[Problem statement] Look through the data and write out every line with the word "name" in it.

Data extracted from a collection
-----

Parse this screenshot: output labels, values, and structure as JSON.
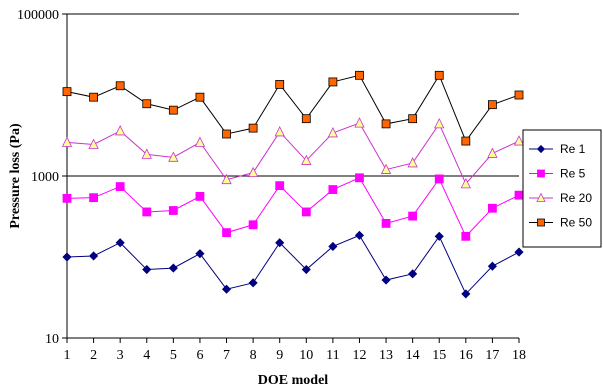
{
  "chart_data": {
    "type": "line",
    "xlabel": "DOE model",
    "ylabel": "Pressure loss (Pa)",
    "yscale": "log",
    "ylim": [
      10,
      100000
    ],
    "xlim": [
      1,
      18
    ],
    "y_ticks": [
      10,
      1000,
      100000
    ],
    "y_tick_labels": [
      "10",
      "1000",
      "100000"
    ],
    "x": [
      1,
      2,
      3,
      4,
      5,
      6,
      7,
      8,
      9,
      10,
      11,
      12,
      13,
      14,
      15,
      16,
      17,
      18
    ],
    "x_tick_labels": [
      "1",
      "2",
      "3",
      "4",
      "5",
      "6",
      "7",
      "8",
      "9",
      "10",
      "11",
      "12",
      "13",
      "14",
      "15",
      "16",
      "17",
      "18"
    ],
    "grid": "horizontal",
    "legend_position": "right",
    "series": [
      {
        "name": "Re 1",
        "color": "#000080",
        "marker": "diamond",
        "values": [
          100,
          103,
          150,
          70,
          73,
          110,
          40,
          48,
          150,
          70,
          135,
          185,
          52,
          62,
          180,
          35,
          77,
          115
        ]
      },
      {
        "name": "Re 5",
        "color": "#FF00FF",
        "marker": "square",
        "values": [
          530,
          540,
          740,
          360,
          375,
          560,
          200,
          250,
          760,
          360,
          680,
          950,
          260,
          320,
          920,
          180,
          400,
          580
        ]
      },
      {
        "name": "Re 20",
        "color": "#CC33CC",
        "marker": "triangle",
        "markerFill": "#FFFF99",
        "values": [
          2600,
          2450,
          3600,
          1850,
          1700,
          2600,
          900,
          1100,
          3500,
          1550,
          3400,
          4500,
          1200,
          1450,
          4400,
          800,
          1900,
          2700
        ]
      },
      {
        "name": "Re 50",
        "color": "#000000",
        "marker": "square",
        "markerFill": "#FF6600",
        "values": [
          11000,
          9400,
          13000,
          7800,
          6500,
          9400,
          3300,
          3900,
          13500,
          5100,
          14500,
          17500,
          4400,
          5100,
          17500,
          2700,
          7600,
          10000
        ]
      }
    ]
  }
}
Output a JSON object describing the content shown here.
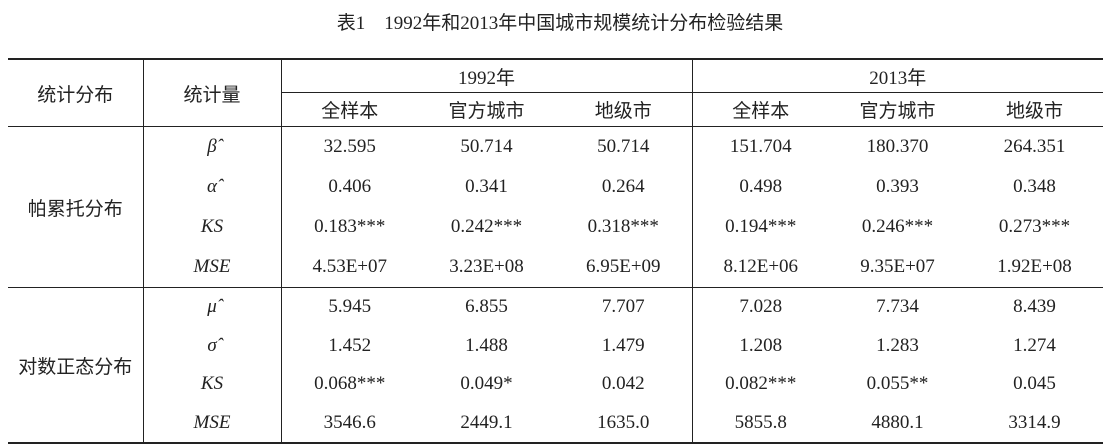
{
  "title": "表1　1992年和2013年中国城市规模统计分布检验结果",
  "table": {
    "header": {
      "distribution": "统计分布",
      "statistic": "统计量",
      "periods": [
        "1992年",
        "2013年"
      ],
      "samples": [
        [
          "全样本",
          "官方城市",
          "地级市"
        ],
        [
          "全样本",
          "官方城市",
          "地级市"
        ]
      ]
    },
    "groups": [
      {
        "name": "帕累托分布",
        "rows": [
          {
            "stat": "β̂",
            "values": [
              "32.595",
              "50.714",
              "50.714",
              "151.704",
              "180.370",
              "264.351"
            ]
          },
          {
            "stat": "α̂",
            "values": [
              "0.406",
              "0.341",
              "0.264",
              "0.498",
              "0.393",
              "0.348"
            ]
          },
          {
            "stat": "KS",
            "values": [
              "0.183***",
              "0.242***",
              "0.318***",
              "0.194***",
              "0.246***",
              "0.273***"
            ]
          },
          {
            "stat": "MSE",
            "values": [
              "4.53E+07",
              "3.23E+08",
              "6.95E+09",
              "8.12E+06",
              "9.35E+07",
              "1.92E+08"
            ]
          }
        ]
      },
      {
        "name": "对数正态分布",
        "rows": [
          {
            "stat": "μ̂",
            "values": [
              "5.945",
              "6.855",
              "7.707",
              "7.028",
              "7.734",
              "8.439"
            ]
          },
          {
            "stat": "σ̂",
            "values": [
              "1.452",
              "1.488",
              "1.479",
              "1.208",
              "1.283",
              "1.274"
            ]
          },
          {
            "stat": "KS",
            "values": [
              "0.068***",
              "0.049*",
              "0.042",
              "0.082***",
              "0.055**",
              "0.045"
            ]
          },
          {
            "stat": "MSE",
            "values": [
              "3546.6",
              "2449.1",
              "1635.0",
              "5855.8",
              "4880.1",
              "3314.9"
            ]
          }
        ]
      }
    ]
  }
}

-----

[Result below]
        "name": "Re 1",
        "name": "Re 5",
        "name": "Re 20",
        "name": "Re 50",
        "name": "帕累托分布",
        "name": "对数正态分布",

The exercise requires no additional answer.